[Figure data in JSON]
-=-=-

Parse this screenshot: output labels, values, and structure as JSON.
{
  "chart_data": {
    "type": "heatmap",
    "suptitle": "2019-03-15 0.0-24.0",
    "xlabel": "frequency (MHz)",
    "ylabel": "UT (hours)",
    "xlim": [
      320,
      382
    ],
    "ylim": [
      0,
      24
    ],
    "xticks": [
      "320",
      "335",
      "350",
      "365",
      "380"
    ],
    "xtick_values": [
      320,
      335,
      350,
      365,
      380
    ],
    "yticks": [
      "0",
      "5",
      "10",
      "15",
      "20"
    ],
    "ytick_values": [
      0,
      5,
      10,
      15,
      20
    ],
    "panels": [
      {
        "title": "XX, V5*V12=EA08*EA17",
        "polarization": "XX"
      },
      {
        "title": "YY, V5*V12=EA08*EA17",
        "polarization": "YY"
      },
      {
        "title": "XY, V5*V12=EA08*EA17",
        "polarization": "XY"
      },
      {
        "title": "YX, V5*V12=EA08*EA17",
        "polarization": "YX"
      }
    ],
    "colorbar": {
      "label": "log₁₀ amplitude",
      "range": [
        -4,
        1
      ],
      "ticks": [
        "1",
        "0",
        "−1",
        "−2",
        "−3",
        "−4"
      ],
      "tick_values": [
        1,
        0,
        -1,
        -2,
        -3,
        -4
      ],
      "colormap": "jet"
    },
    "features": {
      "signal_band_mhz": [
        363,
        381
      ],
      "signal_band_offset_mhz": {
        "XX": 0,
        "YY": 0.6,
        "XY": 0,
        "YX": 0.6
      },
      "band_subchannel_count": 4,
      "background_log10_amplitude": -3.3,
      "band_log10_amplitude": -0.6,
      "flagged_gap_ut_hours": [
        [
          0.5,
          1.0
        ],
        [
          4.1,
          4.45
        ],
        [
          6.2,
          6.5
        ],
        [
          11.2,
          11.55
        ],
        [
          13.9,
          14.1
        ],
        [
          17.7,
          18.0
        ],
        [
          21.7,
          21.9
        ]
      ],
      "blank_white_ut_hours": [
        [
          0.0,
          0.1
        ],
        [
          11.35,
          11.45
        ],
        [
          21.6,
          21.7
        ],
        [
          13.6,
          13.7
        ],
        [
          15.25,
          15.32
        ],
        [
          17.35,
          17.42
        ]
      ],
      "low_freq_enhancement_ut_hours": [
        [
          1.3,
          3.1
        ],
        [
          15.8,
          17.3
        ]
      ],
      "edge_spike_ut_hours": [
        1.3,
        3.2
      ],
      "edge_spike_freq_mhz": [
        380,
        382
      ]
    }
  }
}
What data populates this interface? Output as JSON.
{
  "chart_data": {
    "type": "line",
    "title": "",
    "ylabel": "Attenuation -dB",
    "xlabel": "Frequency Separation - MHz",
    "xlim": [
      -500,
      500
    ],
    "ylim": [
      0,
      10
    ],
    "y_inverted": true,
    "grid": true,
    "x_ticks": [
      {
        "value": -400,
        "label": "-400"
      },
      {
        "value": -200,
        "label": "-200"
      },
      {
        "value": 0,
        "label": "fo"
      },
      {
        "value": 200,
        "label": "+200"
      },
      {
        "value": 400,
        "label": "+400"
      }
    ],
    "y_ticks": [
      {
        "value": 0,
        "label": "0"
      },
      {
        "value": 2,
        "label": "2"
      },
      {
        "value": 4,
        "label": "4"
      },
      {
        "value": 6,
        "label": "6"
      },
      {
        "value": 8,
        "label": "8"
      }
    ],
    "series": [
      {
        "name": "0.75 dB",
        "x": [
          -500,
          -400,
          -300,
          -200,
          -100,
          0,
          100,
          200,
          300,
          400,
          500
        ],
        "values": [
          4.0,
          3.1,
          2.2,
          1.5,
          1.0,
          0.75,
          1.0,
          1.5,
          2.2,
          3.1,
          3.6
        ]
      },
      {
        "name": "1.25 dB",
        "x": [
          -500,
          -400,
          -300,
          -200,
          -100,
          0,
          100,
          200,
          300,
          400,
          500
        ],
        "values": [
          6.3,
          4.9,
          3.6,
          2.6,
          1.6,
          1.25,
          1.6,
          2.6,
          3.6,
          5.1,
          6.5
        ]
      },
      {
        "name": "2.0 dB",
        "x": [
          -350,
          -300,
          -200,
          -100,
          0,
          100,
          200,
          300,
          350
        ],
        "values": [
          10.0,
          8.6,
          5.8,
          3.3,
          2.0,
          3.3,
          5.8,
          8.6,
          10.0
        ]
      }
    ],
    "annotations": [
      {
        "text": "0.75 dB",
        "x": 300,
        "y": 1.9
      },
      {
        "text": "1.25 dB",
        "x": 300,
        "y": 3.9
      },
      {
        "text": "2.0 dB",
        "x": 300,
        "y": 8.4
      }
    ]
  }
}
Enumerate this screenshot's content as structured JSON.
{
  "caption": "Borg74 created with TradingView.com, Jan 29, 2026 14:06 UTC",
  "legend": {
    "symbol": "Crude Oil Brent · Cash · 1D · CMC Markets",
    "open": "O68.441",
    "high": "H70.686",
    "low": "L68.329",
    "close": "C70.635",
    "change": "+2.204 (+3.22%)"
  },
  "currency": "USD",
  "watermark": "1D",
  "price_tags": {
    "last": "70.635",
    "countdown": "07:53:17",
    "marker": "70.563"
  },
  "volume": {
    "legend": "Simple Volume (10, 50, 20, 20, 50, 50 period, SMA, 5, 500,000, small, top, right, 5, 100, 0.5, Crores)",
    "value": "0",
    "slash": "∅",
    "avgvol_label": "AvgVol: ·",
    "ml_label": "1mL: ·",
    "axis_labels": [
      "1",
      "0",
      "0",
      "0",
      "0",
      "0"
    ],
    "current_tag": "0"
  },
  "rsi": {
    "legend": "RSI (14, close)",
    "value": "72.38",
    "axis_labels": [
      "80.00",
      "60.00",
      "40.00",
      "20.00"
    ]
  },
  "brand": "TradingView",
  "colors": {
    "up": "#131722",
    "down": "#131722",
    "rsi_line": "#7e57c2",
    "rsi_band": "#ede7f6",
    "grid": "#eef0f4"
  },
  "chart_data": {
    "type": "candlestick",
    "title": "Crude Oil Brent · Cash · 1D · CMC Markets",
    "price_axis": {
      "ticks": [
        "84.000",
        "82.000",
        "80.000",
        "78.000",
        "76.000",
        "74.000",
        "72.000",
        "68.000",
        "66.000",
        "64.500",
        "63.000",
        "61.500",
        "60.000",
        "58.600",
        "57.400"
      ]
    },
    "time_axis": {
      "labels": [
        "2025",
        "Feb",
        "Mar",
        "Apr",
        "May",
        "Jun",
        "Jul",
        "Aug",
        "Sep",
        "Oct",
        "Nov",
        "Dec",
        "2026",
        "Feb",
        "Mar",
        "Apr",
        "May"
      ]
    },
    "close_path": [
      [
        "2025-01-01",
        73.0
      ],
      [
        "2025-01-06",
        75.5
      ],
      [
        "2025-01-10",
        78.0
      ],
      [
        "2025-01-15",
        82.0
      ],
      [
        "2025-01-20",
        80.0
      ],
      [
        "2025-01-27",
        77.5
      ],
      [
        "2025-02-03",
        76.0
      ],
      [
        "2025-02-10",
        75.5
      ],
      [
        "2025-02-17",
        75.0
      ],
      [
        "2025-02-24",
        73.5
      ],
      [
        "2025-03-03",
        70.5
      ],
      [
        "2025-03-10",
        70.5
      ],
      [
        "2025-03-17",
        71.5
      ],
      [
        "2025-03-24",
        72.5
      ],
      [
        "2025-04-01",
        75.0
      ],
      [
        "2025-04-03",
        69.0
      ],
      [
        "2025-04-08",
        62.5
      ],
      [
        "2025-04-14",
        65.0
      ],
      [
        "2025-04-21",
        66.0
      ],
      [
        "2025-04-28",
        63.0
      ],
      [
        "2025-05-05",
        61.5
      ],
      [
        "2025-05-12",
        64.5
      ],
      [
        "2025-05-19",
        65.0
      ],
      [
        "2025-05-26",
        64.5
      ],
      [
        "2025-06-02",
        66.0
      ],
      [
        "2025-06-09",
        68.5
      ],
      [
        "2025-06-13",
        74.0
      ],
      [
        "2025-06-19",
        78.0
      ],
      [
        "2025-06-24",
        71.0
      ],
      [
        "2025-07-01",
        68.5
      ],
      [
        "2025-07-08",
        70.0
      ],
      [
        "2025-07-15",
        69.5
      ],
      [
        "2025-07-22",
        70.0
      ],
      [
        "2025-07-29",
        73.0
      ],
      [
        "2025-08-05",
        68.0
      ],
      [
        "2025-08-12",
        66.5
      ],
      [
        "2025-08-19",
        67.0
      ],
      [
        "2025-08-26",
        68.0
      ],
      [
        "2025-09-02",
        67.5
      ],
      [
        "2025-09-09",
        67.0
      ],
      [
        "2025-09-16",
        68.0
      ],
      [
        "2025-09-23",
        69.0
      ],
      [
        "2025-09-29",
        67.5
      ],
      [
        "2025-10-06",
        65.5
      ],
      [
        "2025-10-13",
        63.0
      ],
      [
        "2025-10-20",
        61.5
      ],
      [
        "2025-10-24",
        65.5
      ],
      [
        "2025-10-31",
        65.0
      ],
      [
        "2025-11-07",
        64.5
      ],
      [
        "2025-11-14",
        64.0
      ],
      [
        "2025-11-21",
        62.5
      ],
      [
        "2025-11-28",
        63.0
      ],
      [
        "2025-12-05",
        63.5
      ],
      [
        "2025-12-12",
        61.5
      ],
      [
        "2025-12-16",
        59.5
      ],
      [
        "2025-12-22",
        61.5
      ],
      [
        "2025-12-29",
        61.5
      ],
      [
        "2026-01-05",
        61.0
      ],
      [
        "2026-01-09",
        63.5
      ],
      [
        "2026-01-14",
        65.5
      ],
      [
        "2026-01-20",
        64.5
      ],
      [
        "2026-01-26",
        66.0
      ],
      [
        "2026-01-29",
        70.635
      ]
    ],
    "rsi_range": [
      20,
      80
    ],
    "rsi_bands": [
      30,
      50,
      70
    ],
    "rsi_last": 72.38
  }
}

-=-=-

### [Task brief]
Determine how many lines of the listing above hold the word "Markets". Report that number without anything else.

### [Solution to this problem]
2